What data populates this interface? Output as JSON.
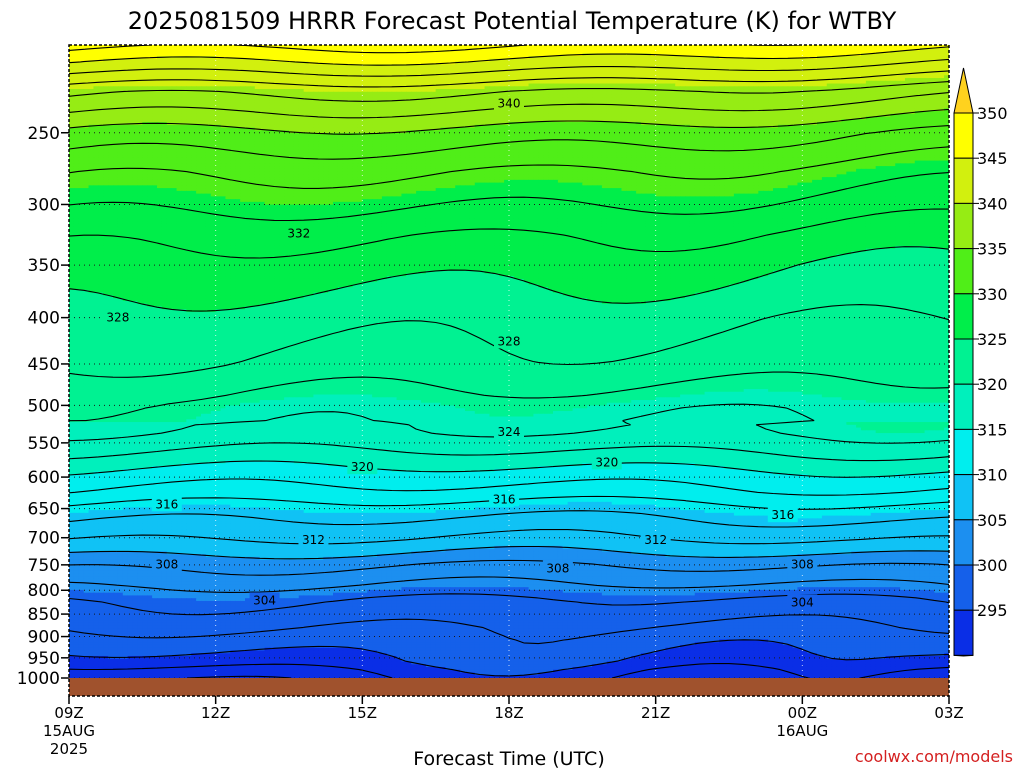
{
  "chart_data": {
    "type": "heatmap",
    "title": "2025081509 HRRR Forecast Potential Temperature (K) for WTBY",
    "xlabel": "Forecast Time (UTC)",
    "ylabel": "",
    "x_ticks": [
      {
        "label": "09Z",
        "sub": [
          "15AUG",
          "2025"
        ],
        "hour": 0
      },
      {
        "label": "12Z",
        "sub": [],
        "hour": 3
      },
      {
        "label": "15Z",
        "sub": [],
        "hour": 6
      },
      {
        "label": "18Z",
        "sub": [],
        "hour": 9
      },
      {
        "label": "21Z",
        "sub": [],
        "hour": 12
      },
      {
        "label": "00Z",
        "sub": [
          "16AUG"
        ],
        "hour": 15
      },
      {
        "label": "03Z",
        "sub": [],
        "hour": 18
      }
    ],
    "pressure_ticks": [
      250,
      300,
      350,
      400,
      450,
      500,
      550,
      600,
      650,
      700,
      750,
      800,
      850,
      900,
      950,
      1000
    ],
    "pressure_range": [
      200,
      1015
    ],
    "ground_pressure": 1000,
    "colorbar": {
      "labels": [
        350,
        345,
        340,
        335,
        330,
        325,
        320,
        315,
        310,
        305,
        300,
        295
      ],
      "colors": [
        "#0000cc",
        "#0a2ee6",
        "#1560ea",
        "#1c8ff0",
        "#10c2f5",
        "#00eeee",
        "#00f0bc",
        "#00f292",
        "#00ee4a",
        "#50ee18",
        "#96ec14",
        "#d2f00e",
        "#ffff00",
        "#ffd21e"
      ]
    },
    "contour_levels": [
      296,
      298,
      300,
      302,
      304,
      306,
      308,
      310,
      312,
      314,
      316,
      318,
      320,
      322,
      324,
      326,
      328,
      330,
      332,
      334,
      336,
      338,
      340,
      342,
      344,
      346,
      348,
      350,
      352
    ],
    "contour_labels": [
      {
        "value": "340",
        "hour": 9.0,
        "pressure": 232
      },
      {
        "value": "332",
        "hour": 4.7,
        "pressure": 323
      },
      {
        "value": "328",
        "hour": 1.0,
        "pressure": 400
      },
      {
        "value": "328",
        "hour": 9.0,
        "pressure": 425
      },
      {
        "value": "324",
        "hour": 9.0,
        "pressure": 535
      },
      {
        "value": "320",
        "hour": 6.0,
        "pressure": 585
      },
      {
        "value": "320",
        "hour": 11.0,
        "pressure": 578
      },
      {
        "value": "316",
        "hour": 2.0,
        "pressure": 643
      },
      {
        "value": "316",
        "hour": 8.9,
        "pressure": 635
      },
      {
        "value": "316",
        "hour": 14.6,
        "pressure": 661
      },
      {
        "value": "312",
        "hour": 5.0,
        "pressure": 704
      },
      {
        "value": "312",
        "hour": 12.0,
        "pressure": 704
      },
      {
        "value": "308",
        "hour": 2.0,
        "pressure": 749
      },
      {
        "value": "308",
        "hour": 10.0,
        "pressure": 757
      },
      {
        "value": "308",
        "hour": 15.0,
        "pressure": 749
      },
      {
        "value": "304",
        "hour": 4.0,
        "pressure": 821
      },
      {
        "value": "304",
        "hour": 15.0,
        "pressure": 825
      }
    ],
    "grid": true,
    "legend": "colorbar-right"
  },
  "footer": {
    "credit": "coolwx.com/models"
  }
}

**WRITTEN TASK**
From the records given above, copy all lines containing "Forecast".

**WORKED SOLUTION**
    "title": "2025081509 HRRR Forecast Potential Temperature (K) for WTBY",
    "xlabel": "Forecast Time (UTC)",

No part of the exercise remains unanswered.